**What is being asked:** Find the string "政体变革" in the data, then copy every line where it is found.

**Materials provided:**
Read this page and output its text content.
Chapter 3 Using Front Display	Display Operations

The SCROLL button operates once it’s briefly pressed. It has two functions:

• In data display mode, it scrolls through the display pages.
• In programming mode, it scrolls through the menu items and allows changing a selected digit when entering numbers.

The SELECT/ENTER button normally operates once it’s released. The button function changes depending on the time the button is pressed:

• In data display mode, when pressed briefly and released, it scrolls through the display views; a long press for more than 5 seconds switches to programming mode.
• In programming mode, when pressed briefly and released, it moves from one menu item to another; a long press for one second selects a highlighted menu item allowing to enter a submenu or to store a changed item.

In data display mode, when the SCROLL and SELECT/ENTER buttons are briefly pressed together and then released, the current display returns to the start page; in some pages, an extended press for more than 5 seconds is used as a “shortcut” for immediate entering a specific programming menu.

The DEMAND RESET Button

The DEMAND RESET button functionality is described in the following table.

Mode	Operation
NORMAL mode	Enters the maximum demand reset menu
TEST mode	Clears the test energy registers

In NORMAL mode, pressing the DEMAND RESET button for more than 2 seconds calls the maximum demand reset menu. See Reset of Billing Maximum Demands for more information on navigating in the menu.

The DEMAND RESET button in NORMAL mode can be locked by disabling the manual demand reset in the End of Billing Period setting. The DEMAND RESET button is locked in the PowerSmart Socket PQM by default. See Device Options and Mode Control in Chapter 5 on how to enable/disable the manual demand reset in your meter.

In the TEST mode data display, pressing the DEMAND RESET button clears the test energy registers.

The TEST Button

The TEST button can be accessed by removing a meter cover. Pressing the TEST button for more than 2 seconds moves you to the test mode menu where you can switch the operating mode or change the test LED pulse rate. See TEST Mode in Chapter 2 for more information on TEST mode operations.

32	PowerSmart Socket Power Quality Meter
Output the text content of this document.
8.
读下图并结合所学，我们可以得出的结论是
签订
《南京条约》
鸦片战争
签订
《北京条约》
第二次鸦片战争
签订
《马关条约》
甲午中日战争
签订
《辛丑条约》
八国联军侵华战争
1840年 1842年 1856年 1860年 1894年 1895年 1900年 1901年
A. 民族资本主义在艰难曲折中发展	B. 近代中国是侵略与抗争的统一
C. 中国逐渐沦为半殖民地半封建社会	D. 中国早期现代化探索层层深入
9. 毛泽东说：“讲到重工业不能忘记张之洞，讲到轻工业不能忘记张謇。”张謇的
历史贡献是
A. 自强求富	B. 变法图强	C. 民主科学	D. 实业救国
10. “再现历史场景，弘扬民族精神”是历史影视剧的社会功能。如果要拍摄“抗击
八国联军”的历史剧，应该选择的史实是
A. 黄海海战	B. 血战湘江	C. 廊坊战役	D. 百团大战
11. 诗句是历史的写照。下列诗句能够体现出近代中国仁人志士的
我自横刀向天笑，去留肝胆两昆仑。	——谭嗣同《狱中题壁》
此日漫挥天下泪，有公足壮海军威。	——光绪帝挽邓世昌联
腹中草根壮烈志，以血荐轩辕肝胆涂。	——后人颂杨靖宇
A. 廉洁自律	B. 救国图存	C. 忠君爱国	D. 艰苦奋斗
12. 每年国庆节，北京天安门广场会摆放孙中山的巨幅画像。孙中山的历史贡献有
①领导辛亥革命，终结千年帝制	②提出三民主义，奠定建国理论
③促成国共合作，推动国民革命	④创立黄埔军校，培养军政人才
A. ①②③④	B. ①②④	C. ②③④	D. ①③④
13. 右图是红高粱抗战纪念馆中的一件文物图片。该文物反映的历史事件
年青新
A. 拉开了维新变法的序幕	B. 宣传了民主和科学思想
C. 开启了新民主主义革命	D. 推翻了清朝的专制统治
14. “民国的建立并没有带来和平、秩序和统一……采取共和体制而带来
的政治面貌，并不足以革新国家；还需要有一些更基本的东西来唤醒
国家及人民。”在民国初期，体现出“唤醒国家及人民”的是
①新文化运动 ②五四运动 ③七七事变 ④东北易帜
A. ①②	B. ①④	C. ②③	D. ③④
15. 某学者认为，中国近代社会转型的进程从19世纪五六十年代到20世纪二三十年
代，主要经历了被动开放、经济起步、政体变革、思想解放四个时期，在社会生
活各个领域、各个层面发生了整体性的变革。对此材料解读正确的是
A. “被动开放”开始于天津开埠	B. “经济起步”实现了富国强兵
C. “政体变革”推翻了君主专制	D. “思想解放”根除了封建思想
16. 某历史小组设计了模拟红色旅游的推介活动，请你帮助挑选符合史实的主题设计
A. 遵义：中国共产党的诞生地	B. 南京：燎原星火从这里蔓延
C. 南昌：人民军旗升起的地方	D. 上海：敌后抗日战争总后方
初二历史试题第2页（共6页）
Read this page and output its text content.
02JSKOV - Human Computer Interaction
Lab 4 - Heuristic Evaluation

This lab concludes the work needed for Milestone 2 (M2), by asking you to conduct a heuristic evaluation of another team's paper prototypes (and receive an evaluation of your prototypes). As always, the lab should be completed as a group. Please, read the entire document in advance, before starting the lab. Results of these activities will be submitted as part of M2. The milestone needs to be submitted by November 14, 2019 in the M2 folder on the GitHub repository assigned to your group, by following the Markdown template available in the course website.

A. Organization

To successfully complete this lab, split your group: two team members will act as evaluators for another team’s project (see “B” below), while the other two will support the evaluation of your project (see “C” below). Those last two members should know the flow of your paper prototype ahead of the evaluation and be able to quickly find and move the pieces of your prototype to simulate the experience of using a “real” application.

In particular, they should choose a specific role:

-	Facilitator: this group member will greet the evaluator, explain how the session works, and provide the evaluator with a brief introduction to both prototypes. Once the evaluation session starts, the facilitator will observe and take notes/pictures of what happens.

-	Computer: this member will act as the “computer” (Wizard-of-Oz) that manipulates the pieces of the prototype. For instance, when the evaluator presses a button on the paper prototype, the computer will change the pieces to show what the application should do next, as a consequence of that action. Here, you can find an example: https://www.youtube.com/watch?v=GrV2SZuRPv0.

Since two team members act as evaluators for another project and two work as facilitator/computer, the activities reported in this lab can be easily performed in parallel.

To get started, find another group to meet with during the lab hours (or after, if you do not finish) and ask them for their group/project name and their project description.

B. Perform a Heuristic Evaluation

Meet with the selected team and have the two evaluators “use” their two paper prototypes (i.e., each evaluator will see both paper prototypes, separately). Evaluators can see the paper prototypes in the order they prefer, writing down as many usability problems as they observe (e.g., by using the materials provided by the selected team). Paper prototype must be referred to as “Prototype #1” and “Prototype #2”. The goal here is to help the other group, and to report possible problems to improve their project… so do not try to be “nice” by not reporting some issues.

**The solution:**
代，主要经历了被动开放、经济起步、政体变革、思想解放四个时期，在社会生
C. “政体变革”推翻了君主专制	D. “思想解放”根除了封建思想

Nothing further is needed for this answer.